## Document passage

# Feeder Guppy Control



## jaymyess (May 13, 2016)

Hey guys,

I'm new here but I have been a long-time aquarist.

I have a new 67 US-gallon planted soft-water tank which is 2ft deep because I intend to keep a discus. I used feeder Guppies to cycle the tank and was planning to feed them to my the Tilapias but I decided to keep them because I actually grew fond of them. But Guppies are Guppies - they multiply like rabbits. Only couple of months have passed I now have more than a dozen fry.

At the moment the fishes I have are only feeder Guppies and a bunch of Albino Corydoras. I will eventually add Neon Tetras and Discus but both are still unavailable. So what fish should I get to get along with Discus and Neons that will happily eat the Guppy fry? These are what is currently available at my local store:



Opaline Gourami - but this thing grows big
Black Skirt Tetra - quite too aggressive, I am a bit worried for the Discus
Betta - I cannot because the water current is too strong.
Angelfish - I am tempted to get these, I love their look: striped which is very similar to Altum but with a bluish sheen (quite exotic-looking) but they're anything except angelic
Danios - not a good tank mate for Discus
Albino African Frogs - look at that huge mouth!

I am leaning towards those Angelfish but again they're anything but angelic. I am worried if I add them first then they might attack the Neons. Any suggestions? Should I grab those demonic Angels? Lol.

I'll try to take a picture of the tank but my problems are the glass reflections. It is under a strong but indirect sunlight.

Cheers.


----------



## Nordic (Nov 11, 2003)

Angels are big commitment.

Bump: Angels are big commitment.


----------



## Betta132 (Nov 29, 2012)

Do NOT get the frogs. They'll grow hand-sized and then murder your discus by grabbing on with their mouths and tearing with their hind feet.

Rows from a dataset
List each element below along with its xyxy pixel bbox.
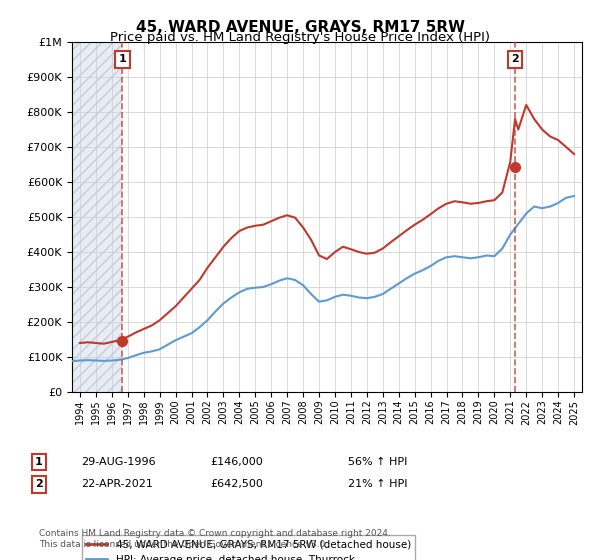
- Text: 21% ↑ HPI: 21% ↑ HPI: [348, 479, 407, 489]
- Text: 2: 2: [511, 54, 519, 64]
- Text: 56% ↑ HPI: 56% ↑ HPI: [348, 457, 407, 467]
- Text: 1: 1: [118, 54, 126, 64]
- Text: £146,000: £146,000: [210, 457, 263, 467]
- Text: 1: 1: [35, 457, 43, 467]
- Text: 2: 2: [35, 479, 43, 489]
- Text: 45, WARD AVENUE, GRAYS, RM17 5RW: 45, WARD AVENUE, GRAYS, RM17 5RW: [136, 20, 464, 35]
- Legend: 45, WARD AVENUE, GRAYS, RM17 5RW (detached house), HPI: Average price, detached : 45, WARD AVENUE, GRAYS, RM17 5RW (detach…: [82, 535, 415, 560]
- Bar: [72, 42, 122, 392]
- Text: 22-APR-2021: 22-APR-2021: [81, 479, 153, 489]
- Text: Price paid vs. HM Land Registry's House Price Index (HPI): Price paid vs. HM Land Registry's House …: [110, 31, 490, 44]
- Text: £642,500: £642,500: [210, 479, 263, 489]
- Text: 29-AUG-1996: 29-AUG-1996: [81, 457, 155, 467]
- Text: Contains HM Land Registry data © Crown copyright and database right 2024.
This d: Contains HM Land Registry data © Crown c…: [39, 529, 391, 549]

## Work to do
Reproduce the part of the feeder guppy thread between "Angelfish - I" and "but indirect sunlight.", inclusive. The records have no connection to the text.

## Worked solution
Angelfish - I am tempted to get these, I love their look: striped which is very similar to Altum but with a bluish sheen (quite exotic-looking) but they're anything except angelic
Danios - not a good tank mate for Discus
Albino African Frogs - look at that huge mouth!

I am leaning towards those Angelfish but again they're anything but angelic. I am worried if I add them first then they might attack the Neons. Any suggestions? Should I grab those demonic Angels? Lol.

I'll try to take a picture of the tank but my problems are the glass reflections. It is under a strong but indirect sunlight.